* _RECORD LIST_:
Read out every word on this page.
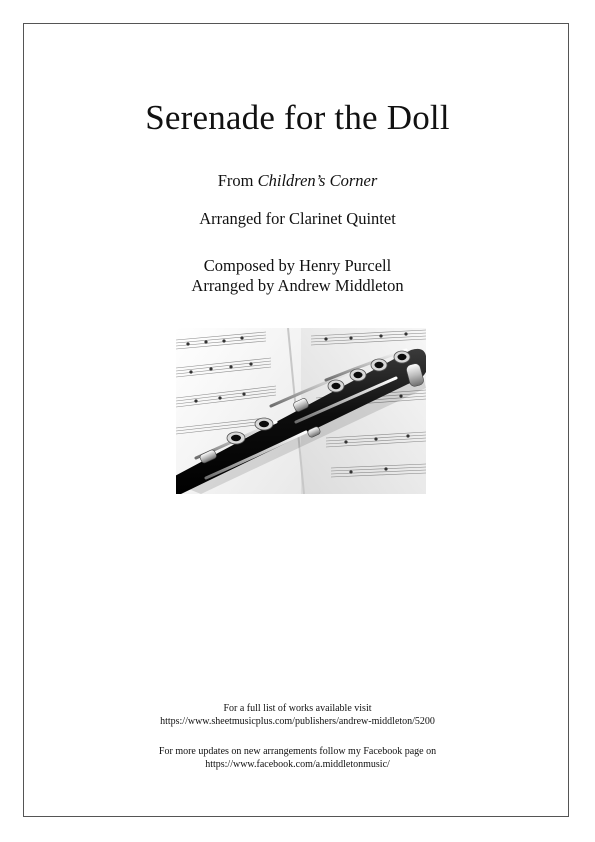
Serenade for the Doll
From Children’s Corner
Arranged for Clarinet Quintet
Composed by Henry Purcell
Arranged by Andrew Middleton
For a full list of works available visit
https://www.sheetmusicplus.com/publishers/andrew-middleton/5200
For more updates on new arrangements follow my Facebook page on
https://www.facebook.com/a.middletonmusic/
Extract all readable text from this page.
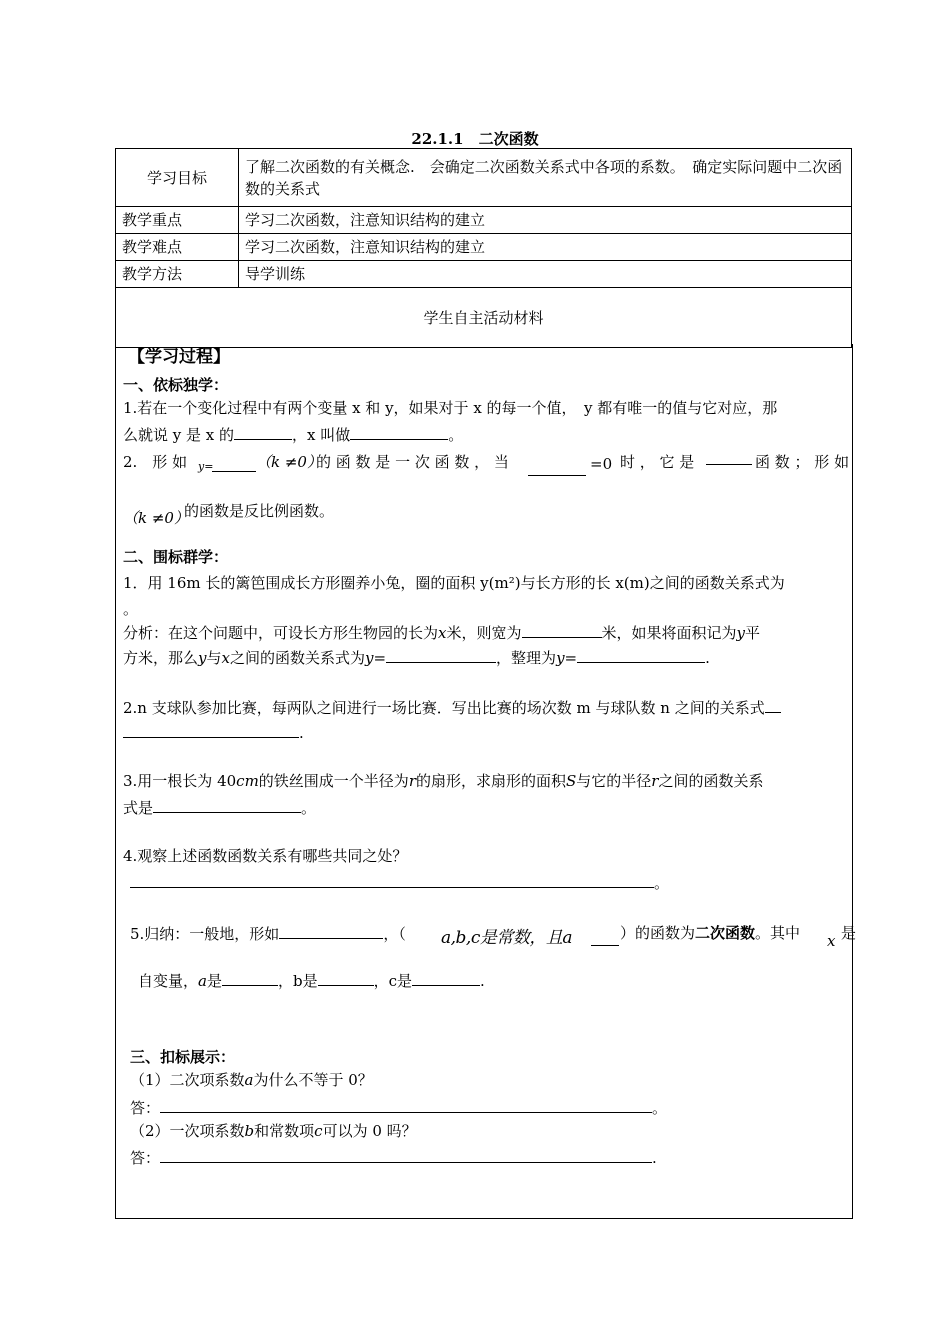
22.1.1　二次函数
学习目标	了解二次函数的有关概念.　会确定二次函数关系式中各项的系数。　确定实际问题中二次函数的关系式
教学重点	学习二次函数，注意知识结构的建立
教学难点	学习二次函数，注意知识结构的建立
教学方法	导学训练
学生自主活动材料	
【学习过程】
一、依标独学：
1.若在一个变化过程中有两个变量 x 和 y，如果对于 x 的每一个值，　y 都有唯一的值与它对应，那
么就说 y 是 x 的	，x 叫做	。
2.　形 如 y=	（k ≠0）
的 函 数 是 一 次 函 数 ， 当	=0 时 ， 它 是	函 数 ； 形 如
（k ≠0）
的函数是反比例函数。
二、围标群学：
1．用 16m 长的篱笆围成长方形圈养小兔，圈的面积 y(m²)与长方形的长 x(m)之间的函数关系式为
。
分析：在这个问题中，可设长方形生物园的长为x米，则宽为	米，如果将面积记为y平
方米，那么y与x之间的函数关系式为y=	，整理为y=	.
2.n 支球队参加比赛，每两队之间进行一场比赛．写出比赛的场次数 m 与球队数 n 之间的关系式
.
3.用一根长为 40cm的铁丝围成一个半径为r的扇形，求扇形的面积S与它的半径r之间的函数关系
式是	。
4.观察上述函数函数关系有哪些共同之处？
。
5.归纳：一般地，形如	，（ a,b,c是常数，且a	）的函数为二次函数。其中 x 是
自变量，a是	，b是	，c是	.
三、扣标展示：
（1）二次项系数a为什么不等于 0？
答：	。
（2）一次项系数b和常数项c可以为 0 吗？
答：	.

* _REQUIREMENT_:
Extract all lines of the records above that include "注意知识结构的建立".

* _WRITTEN ANSWER_:
教学重点	学习二次函数，注意知识结构的建立
教学难点	学习二次函数，注意知识结构的建立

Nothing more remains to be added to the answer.